▸ DIRECTION: Report each line of the records below that contains the word "left", copying the whole line. Case counts.

--- Start EXERCISE MATERIAL ---

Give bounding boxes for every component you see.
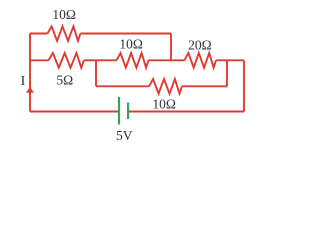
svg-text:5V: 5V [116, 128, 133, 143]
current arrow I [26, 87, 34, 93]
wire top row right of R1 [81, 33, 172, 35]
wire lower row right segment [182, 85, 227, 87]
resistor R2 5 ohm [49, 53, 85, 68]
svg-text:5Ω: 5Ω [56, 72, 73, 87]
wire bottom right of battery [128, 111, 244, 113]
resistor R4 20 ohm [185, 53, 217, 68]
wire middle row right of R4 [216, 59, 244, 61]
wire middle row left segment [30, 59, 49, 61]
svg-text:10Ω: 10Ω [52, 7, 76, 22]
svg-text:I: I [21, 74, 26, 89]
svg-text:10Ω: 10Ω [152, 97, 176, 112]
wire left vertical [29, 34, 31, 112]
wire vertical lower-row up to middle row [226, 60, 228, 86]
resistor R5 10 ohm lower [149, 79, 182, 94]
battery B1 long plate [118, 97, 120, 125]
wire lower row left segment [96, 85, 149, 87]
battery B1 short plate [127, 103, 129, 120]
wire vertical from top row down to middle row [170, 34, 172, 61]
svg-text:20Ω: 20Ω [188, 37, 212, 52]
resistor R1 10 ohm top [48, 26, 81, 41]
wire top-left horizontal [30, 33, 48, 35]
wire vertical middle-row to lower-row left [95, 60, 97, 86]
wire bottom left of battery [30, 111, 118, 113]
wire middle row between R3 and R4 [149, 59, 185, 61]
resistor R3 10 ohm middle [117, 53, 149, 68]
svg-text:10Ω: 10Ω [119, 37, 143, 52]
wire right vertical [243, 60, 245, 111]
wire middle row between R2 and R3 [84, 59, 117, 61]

--- End EXERCISE MATERIAL ---
--- Start EXERCISE MATERIAL ---

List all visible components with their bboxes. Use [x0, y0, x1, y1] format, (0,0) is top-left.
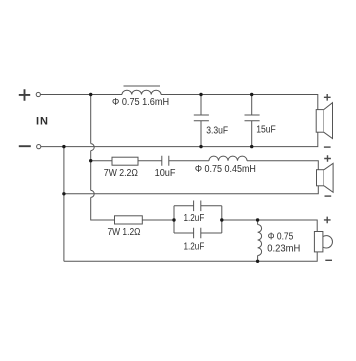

--- End EXERCISE MATERIAL ---

▸ EXERCISE RESPONSE:
wire middle row left segment [30, 59, 49, 61]
wire left vertical [29, 34, 31, 112]
wire lower row left segment [96, 85, 149, 87]
wire top-left horizontal [30, 33, 48, 35]
wire vertical middle-row to lower-row left [95, 60, 97, 86]
wire bottom left of battery [30, 111, 118, 113]
List all visible components with their bboxes. Use [x0, y0, x1, y1] format, (0,0) is top-left.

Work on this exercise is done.